**Task objective:**
Lift every line from the entries that includes the word "Moore".

**Entries supplied:**
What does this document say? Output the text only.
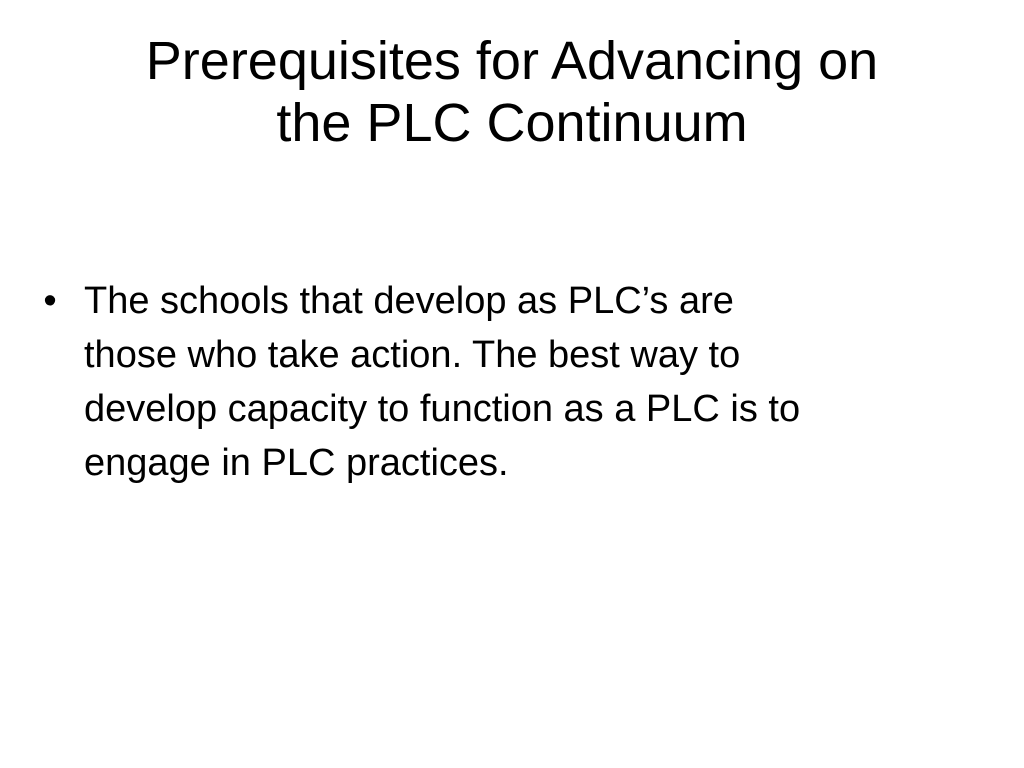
Prerequisites for Advancing on
the PLC Continuum
• The schools that develop as PLC’s are
those who take action. The best way to
develop capacity to function as a PLC is to
engage in PLC practices.
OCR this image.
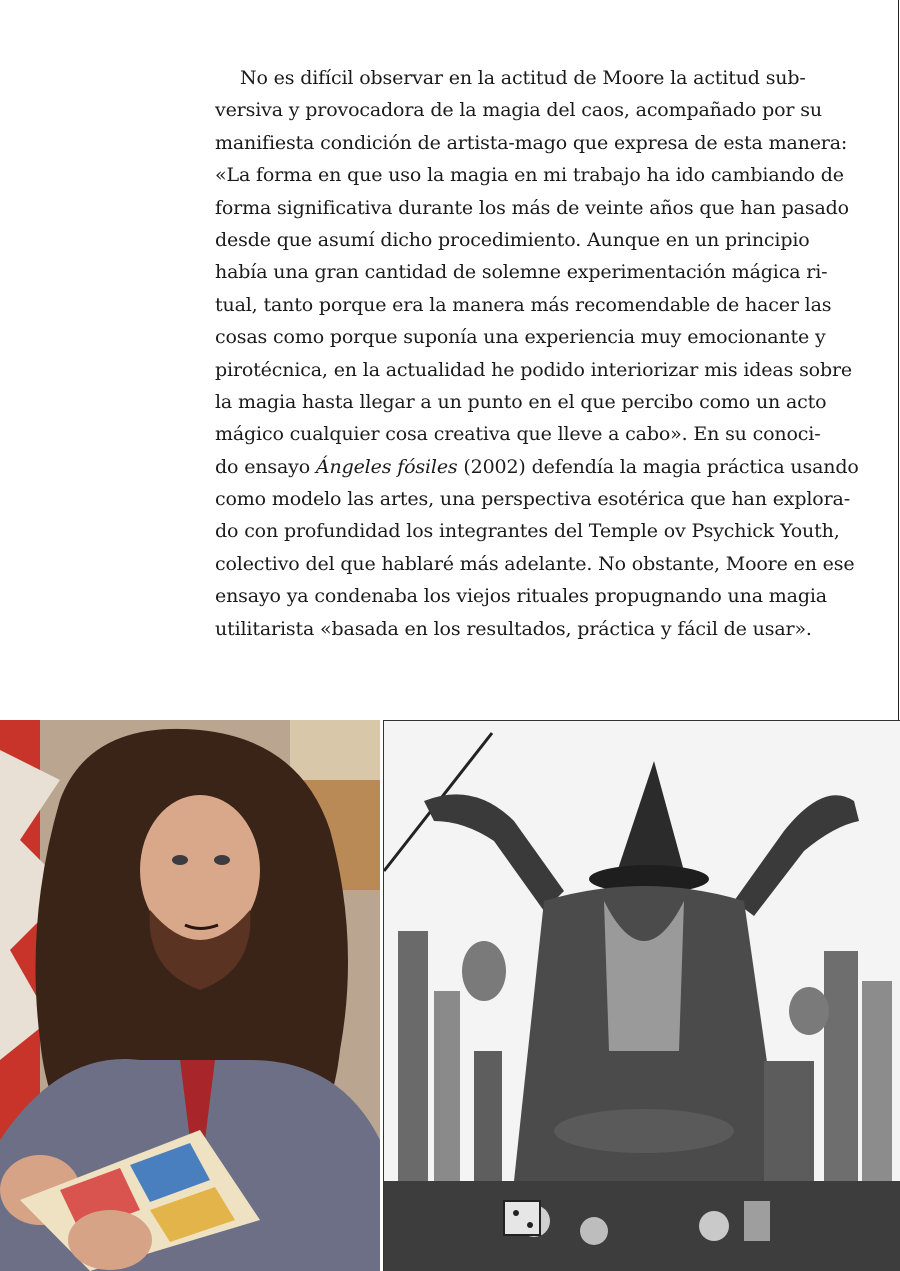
No es difícil observar en la actitud de Moore la actitud sub-
versiva y provocadora de la magia del caos, acompañado por su
manifiesta condición de artista-mago que expresa de esta manera:
«La forma en que uso la magia en mi trabajo ha ido cambiando de
forma significativa durante los más de veinte años que han pasado
desde que asumí dicho procedimiento. Aunque en un principio
había una gran cantidad de solemne experimentación mágica ri-
tual, tanto porque era la manera más recomendable de hacer las
cosas como porque suponía una experiencia muy emocionante y
pirotécnica, en la actualidad he podido interiorizar mis ideas sobre
la magia hasta llegar a un punto en el que percibo como un acto
mágico cualquier cosa creativa que lleve a cabo». En su conoci-
do ensayo Ángeles fósiles (2002) defendía la magia práctica usando
como modelo las artes, una perspectiva esotérica que han explora-
do con profundidad los integrantes del Temple ov Psychick Youth,
colectivo del que hablaré más adelante. No obstante, Moore en ese
ensayo ya condenaba los viejos rituales propugnando una magia
utilitarista «basada en los resultados, práctica y fácil de usar».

**Task answer:**
No es difícil observar en la actitud de Moore la actitud sub-
colectivo del que hablaré más adelante. No obstante, Moore en ese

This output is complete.